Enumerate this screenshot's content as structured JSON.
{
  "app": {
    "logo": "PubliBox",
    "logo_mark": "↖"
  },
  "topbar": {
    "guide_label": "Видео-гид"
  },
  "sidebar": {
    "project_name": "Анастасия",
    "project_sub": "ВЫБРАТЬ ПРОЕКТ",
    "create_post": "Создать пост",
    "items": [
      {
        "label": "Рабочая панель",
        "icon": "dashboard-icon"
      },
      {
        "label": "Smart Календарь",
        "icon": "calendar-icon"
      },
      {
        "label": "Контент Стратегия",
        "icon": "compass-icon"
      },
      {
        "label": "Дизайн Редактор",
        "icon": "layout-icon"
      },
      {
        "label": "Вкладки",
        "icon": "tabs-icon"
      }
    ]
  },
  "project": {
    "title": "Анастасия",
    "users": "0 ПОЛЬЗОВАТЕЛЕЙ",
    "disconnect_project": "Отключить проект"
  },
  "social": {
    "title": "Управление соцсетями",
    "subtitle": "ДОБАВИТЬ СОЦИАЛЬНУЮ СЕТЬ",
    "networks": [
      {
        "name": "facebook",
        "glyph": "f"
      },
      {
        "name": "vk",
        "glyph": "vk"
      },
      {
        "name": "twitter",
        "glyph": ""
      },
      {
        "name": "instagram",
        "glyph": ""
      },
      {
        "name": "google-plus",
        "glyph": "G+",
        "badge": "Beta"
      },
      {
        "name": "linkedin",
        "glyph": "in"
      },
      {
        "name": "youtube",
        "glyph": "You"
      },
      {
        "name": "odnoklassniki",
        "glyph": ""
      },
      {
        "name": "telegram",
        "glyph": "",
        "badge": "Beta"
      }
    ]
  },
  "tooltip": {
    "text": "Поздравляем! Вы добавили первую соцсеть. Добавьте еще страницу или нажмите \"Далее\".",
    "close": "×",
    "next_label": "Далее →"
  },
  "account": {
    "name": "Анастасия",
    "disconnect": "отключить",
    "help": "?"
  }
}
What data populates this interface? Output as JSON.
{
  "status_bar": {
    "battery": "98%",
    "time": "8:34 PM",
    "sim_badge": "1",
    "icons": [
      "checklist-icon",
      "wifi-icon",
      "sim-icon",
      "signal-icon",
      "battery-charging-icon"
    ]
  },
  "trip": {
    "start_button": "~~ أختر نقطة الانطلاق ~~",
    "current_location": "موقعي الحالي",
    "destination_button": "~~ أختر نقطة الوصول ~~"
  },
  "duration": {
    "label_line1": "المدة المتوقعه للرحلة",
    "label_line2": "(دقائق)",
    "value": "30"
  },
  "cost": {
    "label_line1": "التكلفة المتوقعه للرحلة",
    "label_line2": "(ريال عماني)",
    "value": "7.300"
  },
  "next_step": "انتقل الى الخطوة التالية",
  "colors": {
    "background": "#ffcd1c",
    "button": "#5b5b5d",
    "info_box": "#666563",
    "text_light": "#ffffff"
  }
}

···

From the records above, extract everything verbatim.

Enumerate this screenshot's content as structured JSON.
{
  "app": {
    "logo": "PubliBox",
    "logo_mark": "↖"
  },
  "topbar": {
    "guide_label": "Видео-гид"
  },
  "sidebar": {
    "project_name": "Анастасия",
    "project_sub": "ВЫБРАТЬ ПРОЕКТ",
    "create_post": "Создать пост",
    "items": [
      {
        "label": "Рабочая панель",
        "icon": "dashboard-icon"
      },
      {
        "label": "Smart Календарь",
        "icon": "calendar-icon"
      },
      {
        "label": "Контент Стратегия",
        "icon": "compass-icon"
      },
      {
        "label": "Дизайн Редактор",
        "icon": "layout-icon"
      },
      {
        "label": "Вкладки",
        "icon": "tabs-icon"
      }
    ]
  },
  "project": {
    "title": "Анастасия",
    "users": "0 ПОЛЬЗОВАТЕЛЕЙ",
    "disconnect_project": "Отключить проект"
  },
  "social": {
    "title": "Управление соцсетями",
    "subtitle": "ДОБАВИТЬ СОЦИАЛЬНУЮ СЕТЬ",
    "networks": [
      {
        "name": "facebook",
        "glyph": "f"
      },
      {
        "name": "vk",
        "glyph": "vk"
      },
      {
        "name": "twitter",
        "glyph": ""
      },
      {
        "name": "instagram",
        "glyph": ""
      },
      {
        "name": "google-plus",
        "glyph": "G+",
        "badge": "Beta"
      },
      {
        "name": "linkedin",
        "glyph": "in"
      },
      {
        "name": "youtube",
        "glyph": "You"
      },
      {
        "name": "odnoklassniki",
        "glyph": ""
      },
      {
        "name": "telegram",
        "glyph": "",
        "badge": "Beta"
      }
    ]
  },
  "tooltip": {
    "text": "Поздравляем! Вы добавили первую соцсеть. Добавьте еще страницу или нажмите \"Далее\".",
    "close": "×",
    "next_label": "Далее →"
  },
  "account": {
    "name": "Анастасия",
    "disconnect": "отключить",
    "help": "?"
  }
}
What data populates this interface? Output as JSON.
{
  "status_bar": {
    "battery": "98%",
    "time": "8:34 PM",
    "sim_badge": "1",
    "icons": [
      "checklist-icon",
      "wifi-icon",
      "sim-icon",
      "signal-icon",
      "battery-charging-icon"
    ]
  },
  "trip": {
    "start_button": "~~ أختر نقطة الانطلاق ~~",
    "current_location": "موقعي الحالي",
    "destination_button": "~~ أختر نقطة الوصول ~~"
  },
  "duration": {
    "label_line1": "المدة المتوقعه للرحلة",
    "label_line2": "(دقائق)",
    "value": "30"
  },
  "cost": {
    "label_line1": "التكلفة المتوقعه للرحلة",
    "label_line2": "(ريال عماني)",
    "value": "7.300"
  },
  "next_step": "انتقل الى الخطوة التالية",
  "colors": {
    "background": "#ffcd1c",
    "button": "#5b5b5d",
    "info_box": "#666563",
    "text_light": "#ffffff"
  }
}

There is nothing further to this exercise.